---- INPUT DATA

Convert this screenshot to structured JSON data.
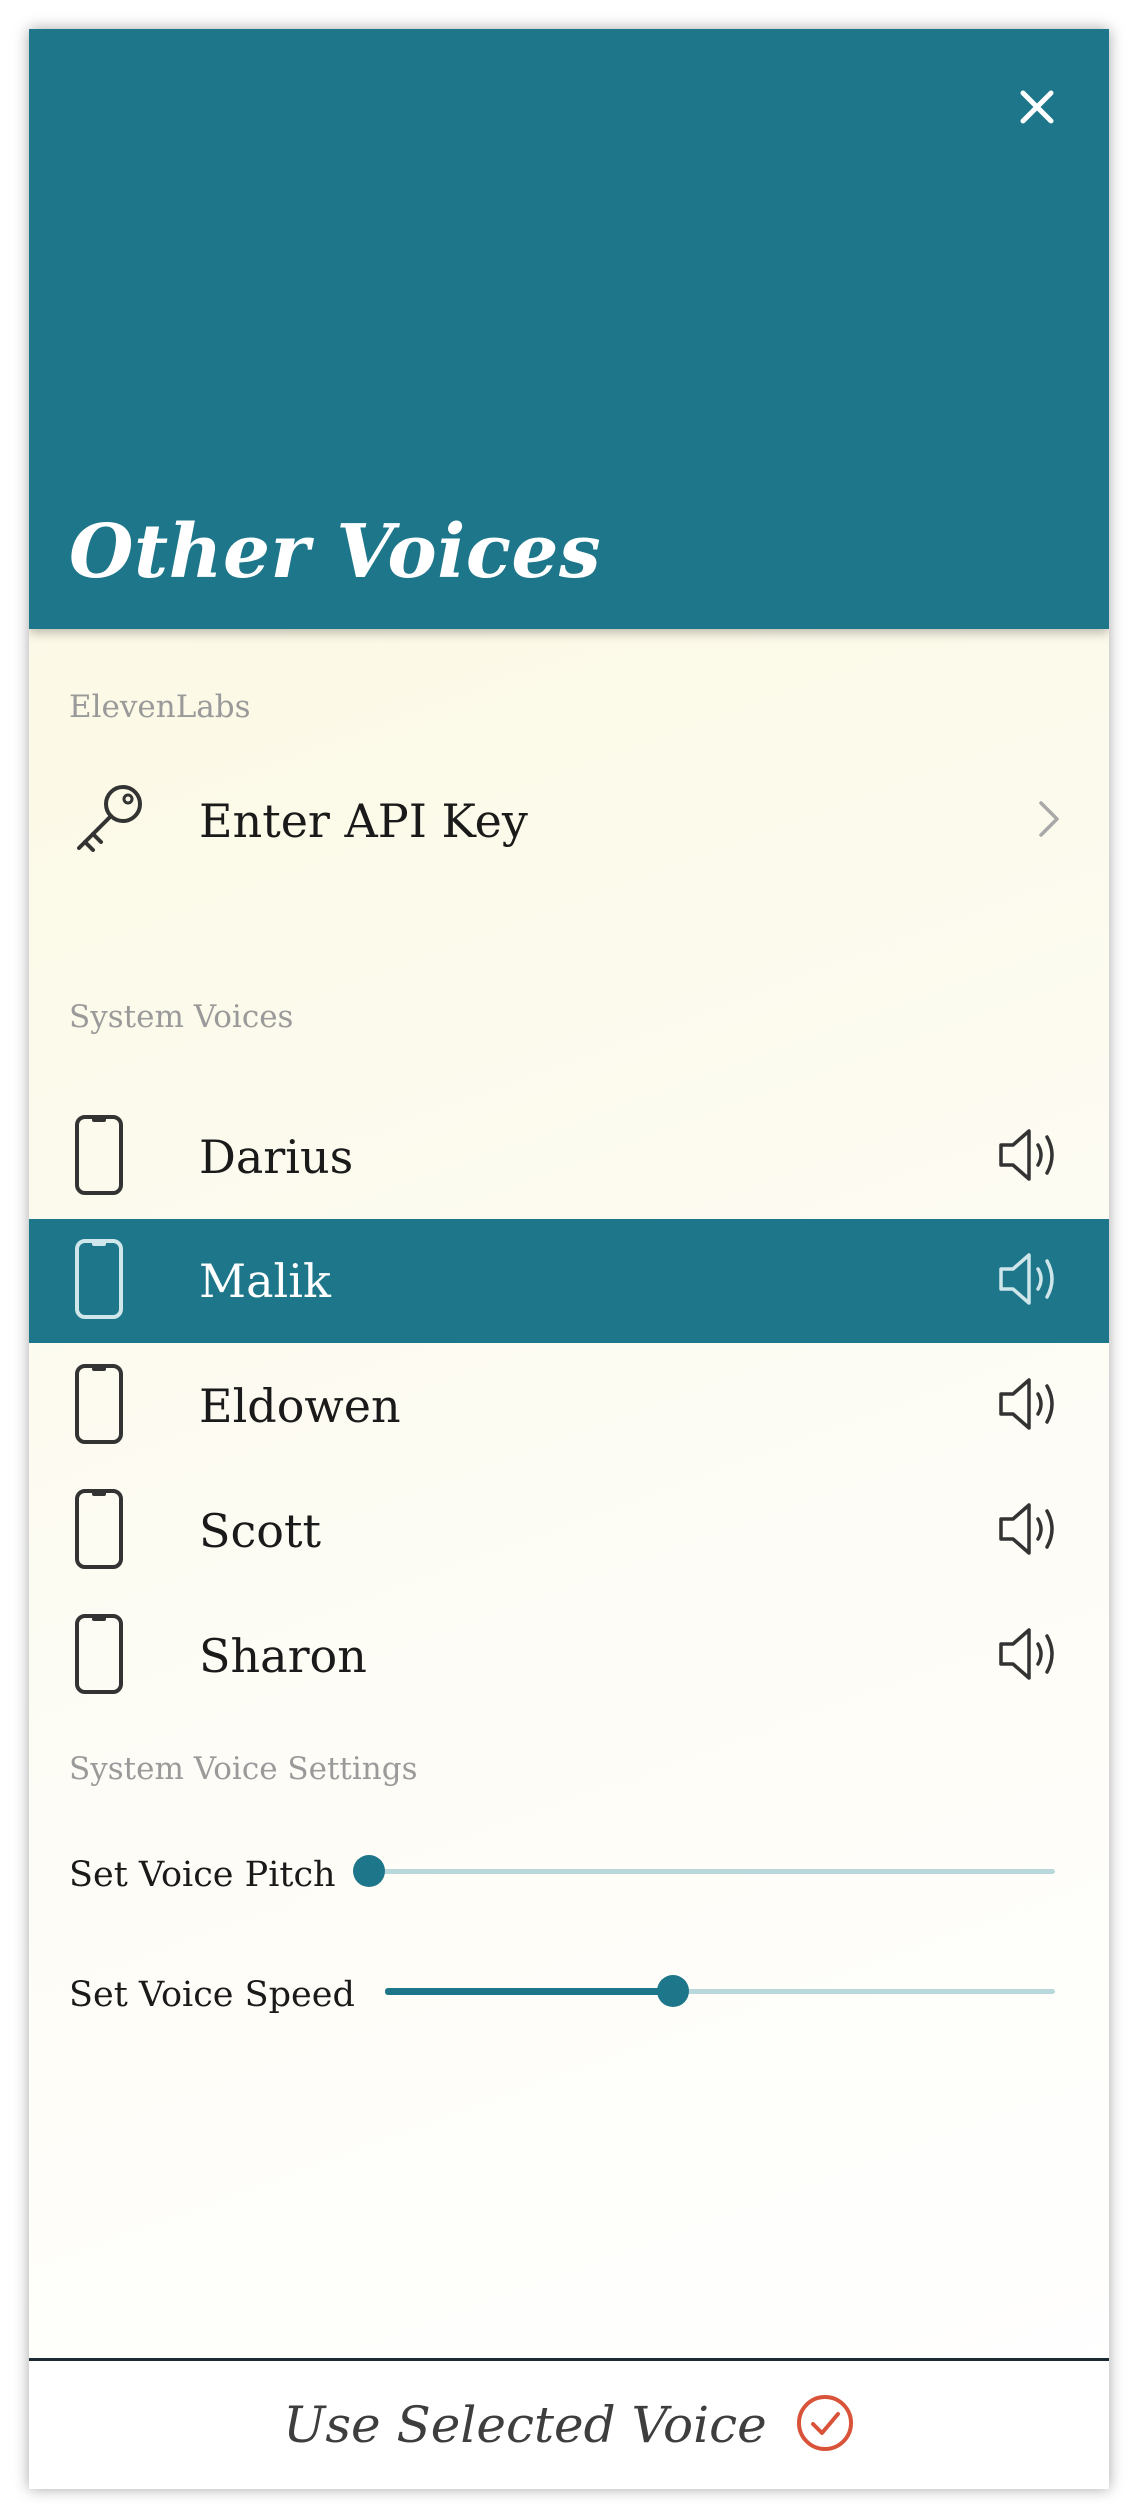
{
  "header": {
    "title": "Other Voices",
    "close_icon": "close-icon"
  },
  "elevenlabs": {
    "section_label": "ElevenLabs",
    "api_key_row": {
      "label": "Enter API Key",
      "icon": "key-icon",
      "trailing_icon": "chevron-right-icon"
    }
  },
  "system_voices": {
    "section_label": "System Voices",
    "items": [
      {
        "label": "Darius",
        "icon": "phone-icon",
        "trailing_icon": "speaker-icon",
        "selected": false
      },
      {
        "label": "Malik",
        "icon": "phone-icon",
        "trailing_icon": "speaker-icon",
        "selected": true
      },
      {
        "label": "Eldowen",
        "icon": "phone-icon",
        "trailing_icon": "speaker-icon",
        "selected": false
      },
      {
        "label": "Scott",
        "icon": "phone-icon",
        "trailing_icon": "speaker-icon",
        "selected": false
      },
      {
        "label": "Sharon",
        "icon": "phone-icon",
        "trailing_icon": "speaker-icon",
        "selected": false
      }
    ]
  },
  "settings": {
    "section_label": "System Voice Settings",
    "pitch": {
      "label": "Set Voice Pitch",
      "value_fraction": 0.0
    },
    "speed": {
      "label": "Set Voice Speed",
      "value_fraction": 0.43
    }
  },
  "footer": {
    "label": "Use Selected Voice",
    "icon": "check-circle-icon"
  },
  "colors": {
    "accent": "#1d7689",
    "check_icon": "#d9533a",
    "slider_track": "#b9d8db"
  }
}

--------

- WRITTEN EXERCISE:
Set down all the entries exactly as they appear, but skip any pictures.

- CORRECT OUTPUT:
Convert this screenshot to structured JSON data.
{
  "header": {
    "title": "Other Voices",
    "close_icon": "close-icon"
  },
  "elevenlabs": {
    "section_label": "ElevenLabs",
    "api_key_row": {
      "label": "Enter API Key",
      "icon": "key-icon",
      "trailing_icon": "chevron-right-icon"
    }
  },
  "system_voices": {
    "section_label": "System Voices",
    "items": [
      {
        "label": "Darius",
        "icon": "phone-icon",
        "trailing_icon": "speaker-icon",
        "selected": false
      },
      {
        "label": "Malik",
        "icon": "phone-icon",
        "trailing_icon": "speaker-icon",
        "selected": true
      },
      {
        "label": "Eldowen",
        "icon": "phone-icon",
        "trailing_icon": "speaker-icon",
        "selected": false
      },
      {
        "label": "Scott",
        "icon": "phone-icon",
        "trailing_icon": "speaker-icon",
        "selected": false
      },
      {
        "label": "Sharon",
        "icon": "phone-icon",
        "trailing_icon": "speaker-icon",
        "selected": false
      }
    ]
  },
  "settings": {
    "section_label": "System Voice Settings",
    "pitch": {
      "label": "Set Voice Pitch",
      "value_fraction": 0.0
    },
    "speed": {
      "label": "Set Voice Speed",
      "value_fraction": 0.43
    }
  },
  "footer": {
    "label": "Use Selected Voice",
    "icon": "check-circle-icon"
  },
  "colors": {
    "accent": "#1d7689",
    "check_icon": "#d9533a",
    "slider_track": "#b9d8db"
  }
}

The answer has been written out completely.